[Stored data]
* START *
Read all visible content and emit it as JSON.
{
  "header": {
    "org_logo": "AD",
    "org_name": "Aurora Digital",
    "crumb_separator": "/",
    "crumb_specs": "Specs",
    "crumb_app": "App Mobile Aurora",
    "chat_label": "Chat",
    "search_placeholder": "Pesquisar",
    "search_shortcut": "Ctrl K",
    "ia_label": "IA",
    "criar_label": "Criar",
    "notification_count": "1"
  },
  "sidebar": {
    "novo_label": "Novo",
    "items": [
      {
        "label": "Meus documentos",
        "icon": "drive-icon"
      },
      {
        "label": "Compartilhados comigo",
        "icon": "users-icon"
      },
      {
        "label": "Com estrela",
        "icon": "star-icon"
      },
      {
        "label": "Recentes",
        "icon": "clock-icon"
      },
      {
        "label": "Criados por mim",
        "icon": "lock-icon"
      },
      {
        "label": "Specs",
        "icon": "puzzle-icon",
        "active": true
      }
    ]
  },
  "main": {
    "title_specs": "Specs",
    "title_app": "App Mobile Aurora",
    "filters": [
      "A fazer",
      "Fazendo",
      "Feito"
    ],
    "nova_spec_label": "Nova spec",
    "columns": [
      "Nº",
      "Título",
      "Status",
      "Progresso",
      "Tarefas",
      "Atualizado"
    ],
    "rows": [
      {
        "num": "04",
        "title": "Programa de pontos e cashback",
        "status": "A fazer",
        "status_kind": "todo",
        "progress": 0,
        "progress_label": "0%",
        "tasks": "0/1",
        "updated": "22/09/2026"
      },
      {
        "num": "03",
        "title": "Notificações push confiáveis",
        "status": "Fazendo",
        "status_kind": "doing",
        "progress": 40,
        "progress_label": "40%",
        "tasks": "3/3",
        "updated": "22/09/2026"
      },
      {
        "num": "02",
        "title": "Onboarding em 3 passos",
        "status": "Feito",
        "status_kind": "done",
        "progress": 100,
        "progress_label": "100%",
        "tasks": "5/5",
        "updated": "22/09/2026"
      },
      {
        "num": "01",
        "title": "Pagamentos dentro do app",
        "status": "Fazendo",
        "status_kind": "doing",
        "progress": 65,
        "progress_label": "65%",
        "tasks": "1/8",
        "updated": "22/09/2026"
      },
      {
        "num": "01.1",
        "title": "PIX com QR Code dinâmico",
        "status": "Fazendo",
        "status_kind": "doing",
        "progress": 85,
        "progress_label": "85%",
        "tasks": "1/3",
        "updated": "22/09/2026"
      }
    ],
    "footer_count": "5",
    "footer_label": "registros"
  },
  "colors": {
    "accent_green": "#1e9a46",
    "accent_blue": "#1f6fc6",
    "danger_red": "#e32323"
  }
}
* END *
• [YOUR OBJECTIVE]: Transcribe all entries exactly as they are given.

• [FINISHED EXERCISE]:
Read all visible content and emit it as JSON.
{
  "header": {
    "org_logo": "AD",
    "org_name": "Aurora Digital",
    "crumb_separator": "/",
    "crumb_specs": "Specs",
    "crumb_app": "App Mobile Aurora",
    "chat_label": "Chat",
    "search_placeholder": "Pesquisar",
    "search_shortcut": "Ctrl K",
    "ia_label": "IA",
    "criar_label": "Criar",
    "notification_count": "1"
  },
  "sidebar": {
    "novo_label": "Novo",
    "items": [
      {
        "label": "Meus documentos",
        "icon": "drive-icon"
      },
      {
        "label": "Compartilhados comigo",
        "icon": "users-icon"
      },
      {
        "label": "Com estrela",
        "icon": "star-icon"
      },
      {
        "label": "Recentes",
        "icon": "clock-icon"
      },
      {
        "label": "Criados por mim",
        "icon": "lock-icon"
      },
      {
        "label": "Specs",
        "icon": "puzzle-icon",
        "active": true
      }
    ]
  },
  "main": {
    "title_specs": "Specs",
    "title_app": "App Mobile Aurora",
    "filters": [
      "A fazer",
      "Fazendo",
      "Feito"
    ],
    "nova_spec_label": "Nova spec",
    "columns": [
      "Nº",
      "Título",
      "Status",
      "Progresso",
      "Tarefas",
      "Atualizado"
    ],
    "rows": [
      {
        "num": "04",
        "title": "Programa de pontos e cashback",
        "status": "A fazer",
        "status_kind": "todo",
        "progress": 0,
        "progress_label": "0%",
        "tasks": "0/1",
        "updated": "22/09/2026"
      },
      {
        "num": "03",
        "title": "Notificações push confiáveis",
        "status": "Fazendo",
        "status_kind": "doing",
        "progress": 40,
        "progress_label": "40%",
        "tasks": "3/3",
        "updated": "22/09/2026"
      },
      {
        "num": "02",
        "title": "Onboarding em 3 passos",
        "status": "Feito",
        "status_kind": "done",
        "progress": 100,
        "progress_label": "100%",
        "tasks": "5/5",
        "updated": "22/09/2026"
      },
      {
        "num": "01",
        "title": "Pagamentos dentro do app",
        "status": "Fazendo",
        "status_kind": "doing",
        "progress": 65,
        "progress_label": "65%",
        "tasks": "1/8",
        "updated": "22/09/2026"
      },
      {
        "num": "01.1",
        "title": "PIX com QR Code dinâmico",
        "status": "Fazendo",
        "status_kind": "doing",
        "progress": 85,
        "progress_label": "85%",
        "tasks": "1/3",
        "updated": "22/09/2026"
      }
    ],
    "footer_count": "5",
    "footer_label": "registros"
  },
  "colors": {
    "accent_green": "#1e9a46",
    "accent_blue": "#1f6fc6",
    "danger_red": "#e32323"
  }
}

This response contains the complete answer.